TASK PROMPT:
Extract every line of the records below and reproduce each one verbatim, in the same order.

Records taken from a collection:
════════════════
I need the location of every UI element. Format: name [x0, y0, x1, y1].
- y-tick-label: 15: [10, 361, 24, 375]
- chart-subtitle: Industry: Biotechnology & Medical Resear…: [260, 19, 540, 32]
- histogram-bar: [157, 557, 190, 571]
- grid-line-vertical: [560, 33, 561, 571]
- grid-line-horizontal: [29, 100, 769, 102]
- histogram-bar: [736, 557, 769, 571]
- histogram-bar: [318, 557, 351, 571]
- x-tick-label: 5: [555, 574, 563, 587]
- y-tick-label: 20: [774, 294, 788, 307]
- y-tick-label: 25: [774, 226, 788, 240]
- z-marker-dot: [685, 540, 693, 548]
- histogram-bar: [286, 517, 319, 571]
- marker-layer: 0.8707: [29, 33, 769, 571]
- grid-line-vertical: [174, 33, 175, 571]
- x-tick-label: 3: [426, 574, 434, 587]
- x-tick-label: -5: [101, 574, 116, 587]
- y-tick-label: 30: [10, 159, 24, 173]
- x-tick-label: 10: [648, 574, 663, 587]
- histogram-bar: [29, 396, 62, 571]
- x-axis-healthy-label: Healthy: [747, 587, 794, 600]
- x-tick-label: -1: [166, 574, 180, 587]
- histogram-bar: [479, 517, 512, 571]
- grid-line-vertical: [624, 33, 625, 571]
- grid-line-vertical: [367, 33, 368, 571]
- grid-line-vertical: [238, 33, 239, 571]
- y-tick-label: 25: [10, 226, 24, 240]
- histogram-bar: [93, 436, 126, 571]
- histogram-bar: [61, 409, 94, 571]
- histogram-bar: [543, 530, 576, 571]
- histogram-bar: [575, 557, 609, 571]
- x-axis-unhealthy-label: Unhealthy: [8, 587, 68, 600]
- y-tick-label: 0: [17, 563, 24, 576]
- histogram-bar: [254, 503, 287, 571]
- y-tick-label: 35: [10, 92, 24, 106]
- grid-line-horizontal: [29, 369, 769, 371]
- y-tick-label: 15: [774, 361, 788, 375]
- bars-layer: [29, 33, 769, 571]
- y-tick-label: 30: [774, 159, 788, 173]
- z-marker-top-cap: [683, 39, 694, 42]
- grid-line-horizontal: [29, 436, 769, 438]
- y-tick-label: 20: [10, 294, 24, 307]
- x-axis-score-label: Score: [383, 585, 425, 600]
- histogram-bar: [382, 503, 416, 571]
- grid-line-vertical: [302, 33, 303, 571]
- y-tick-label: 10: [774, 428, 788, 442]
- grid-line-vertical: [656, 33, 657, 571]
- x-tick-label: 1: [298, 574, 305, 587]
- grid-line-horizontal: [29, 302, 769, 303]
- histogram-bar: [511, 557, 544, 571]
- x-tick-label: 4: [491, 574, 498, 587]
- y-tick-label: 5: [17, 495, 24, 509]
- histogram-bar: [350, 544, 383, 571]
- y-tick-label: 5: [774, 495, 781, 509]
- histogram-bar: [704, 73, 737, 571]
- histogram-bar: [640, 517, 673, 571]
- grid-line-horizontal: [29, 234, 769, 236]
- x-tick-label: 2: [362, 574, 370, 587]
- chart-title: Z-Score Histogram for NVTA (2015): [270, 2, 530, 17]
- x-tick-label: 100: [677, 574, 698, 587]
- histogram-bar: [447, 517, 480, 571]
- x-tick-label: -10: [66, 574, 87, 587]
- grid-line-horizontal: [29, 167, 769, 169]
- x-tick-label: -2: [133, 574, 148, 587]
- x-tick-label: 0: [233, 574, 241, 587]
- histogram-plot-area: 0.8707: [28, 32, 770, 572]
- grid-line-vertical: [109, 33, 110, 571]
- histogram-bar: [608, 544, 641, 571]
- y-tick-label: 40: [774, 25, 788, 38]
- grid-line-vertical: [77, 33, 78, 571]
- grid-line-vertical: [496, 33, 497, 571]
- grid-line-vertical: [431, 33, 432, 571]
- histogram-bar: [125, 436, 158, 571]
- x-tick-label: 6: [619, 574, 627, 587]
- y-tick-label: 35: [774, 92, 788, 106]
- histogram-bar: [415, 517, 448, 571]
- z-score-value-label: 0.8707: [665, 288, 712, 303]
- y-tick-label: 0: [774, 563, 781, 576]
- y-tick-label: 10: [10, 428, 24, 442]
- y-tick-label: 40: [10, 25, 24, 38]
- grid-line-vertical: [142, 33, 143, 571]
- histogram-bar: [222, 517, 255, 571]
════════════════
FULL ANSWER:
I need the location of every UI element. Format: name [x0, y0, x1, y1].
- y-tick-label: 15: [10, 361, 24, 375]
- chart-subtitle: Industry: Biotechnology & Medical Resear…: [260, 19, 540, 32]
- histogram-bar: [157, 557, 190, 571]
- grid-line-vertical: [560, 33, 561, 571]
- grid-line-horizontal: [29, 100, 769, 102]
- histogram-bar: [736, 557, 769, 571]
- histogram-bar: [318, 557, 351, 571]
- x-tick-label: 5: [555, 574, 563, 587]
- y-tick-label: 20: [774, 294, 788, 307]
- y-tick-label: 25: [774, 226, 788, 240]
- z-marker-dot: [685, 540, 693, 548]
- histogram-bar: [286, 517, 319, 571]
- marker-layer: 0.8707: [29, 33, 769, 571]
- grid-line-vertical: [174, 33, 175, 571]
- x-tick-label: 3: [426, 574, 434, 587]
- x-tick-label: -5: [101, 574, 116, 587]
- y-tick-label: 30: [10, 159, 24, 173]
- x-tick-label: 10: [648, 574, 663, 587]
- histogram-bar: [29, 396, 62, 571]
- x-axis-healthy-label: Healthy: [747, 587, 794, 600]
- x-tick-label: -1: [166, 574, 180, 587]
- histogram-bar: [479, 517, 512, 571]
- grid-line-vertical: [624, 33, 625, 571]
- grid-line-vertical: [367, 33, 368, 571]
- grid-line-vertical: [238, 33, 239, 571]
- y-tick-label: 25: [10, 226, 24, 240]
- histogram-bar: [93, 436, 126, 571]
- histogram-bar: [61, 409, 94, 571]
- histogram-bar: [543, 530, 576, 571]
- histogram-bar: [575, 557, 609, 571]
- x-axis-unhealthy-label: Unhealthy: [8, 587, 68, 600]
- y-tick-label: 0: [17, 563, 24, 576]
- histogram-bar: [254, 503, 287, 571]
- y-tick-label: 35: [10, 92, 24, 106]
- grid-line-horizontal: [29, 369, 769, 371]
- y-tick-label: 15: [774, 361, 788, 375]
- bars-layer: [29, 33, 769, 571]
- y-tick-label: 30: [774, 159, 788, 173]
- z-marker-top-cap: [683, 39, 694, 42]
- grid-line-horizontal: [29, 436, 769, 438]
- y-tick-label: 20: [10, 294, 24, 307]
- x-axis-score-label: Score: [383, 585, 425, 600]
- histogram-bar: [382, 503, 416, 571]
- grid-line-vertical: [302, 33, 303, 571]
- y-tick-label: 10: [774, 428, 788, 442]
- grid-line-vertical: [656, 33, 657, 571]
- x-tick-label: 1: [298, 574, 305, 587]
- grid-line-horizontal: [29, 302, 769, 303]
- histogram-bar: [511, 557, 544, 571]
- x-tick-label: 4: [491, 574, 498, 587]
- y-tick-label: 5: [17, 495, 24, 509]
- histogram-bar: [350, 544, 383, 571]
- y-tick-label: 5: [774, 495, 781, 509]
- histogram-bar: [704, 73, 737, 571]
- histogram-bar: [640, 517, 673, 571]
- grid-line-horizontal: [29, 234, 769, 236]
- x-tick-label: 2: [362, 574, 370, 587]
- chart-title: Z-Score Histogram for NVTA (2015): [270, 2, 530, 17]
- x-tick-label: 100: [677, 574, 698, 587]
- histogram-bar: [447, 517, 480, 571]
- x-tick-label: -10: [66, 574, 87, 587]
- grid-line-horizontal: [29, 167, 769, 169]
- x-tick-label: -2: [133, 574, 148, 587]
- x-tick-label: 0: [233, 574, 241, 587]
- histogram-plot-area: 0.8707: [28, 32, 770, 572]
- grid-line-vertical: [109, 33, 110, 571]
- histogram-bar: [608, 544, 641, 571]
- y-tick-label: 40: [774, 25, 788, 38]
- grid-line-vertical: [77, 33, 78, 571]
- grid-line-vertical: [496, 33, 497, 571]
- grid-line-vertical: [431, 33, 432, 571]
- histogram-bar: [125, 436, 158, 571]
- x-tick-label: 6: [619, 574, 627, 587]
- y-tick-label: 35: [774, 92, 788, 106]
- histogram-bar: [415, 517, 448, 571]
- z-score-value-label: 0.8707: [665, 288, 712, 303]
- y-tick-label: 0: [774, 563, 781, 576]
- y-tick-label: 10: [10, 428, 24, 442]
- y-tick-label: 40: [10, 25, 24, 38]
- grid-line-vertical: [142, 33, 143, 571]
- histogram-bar: [222, 517, 255, 571]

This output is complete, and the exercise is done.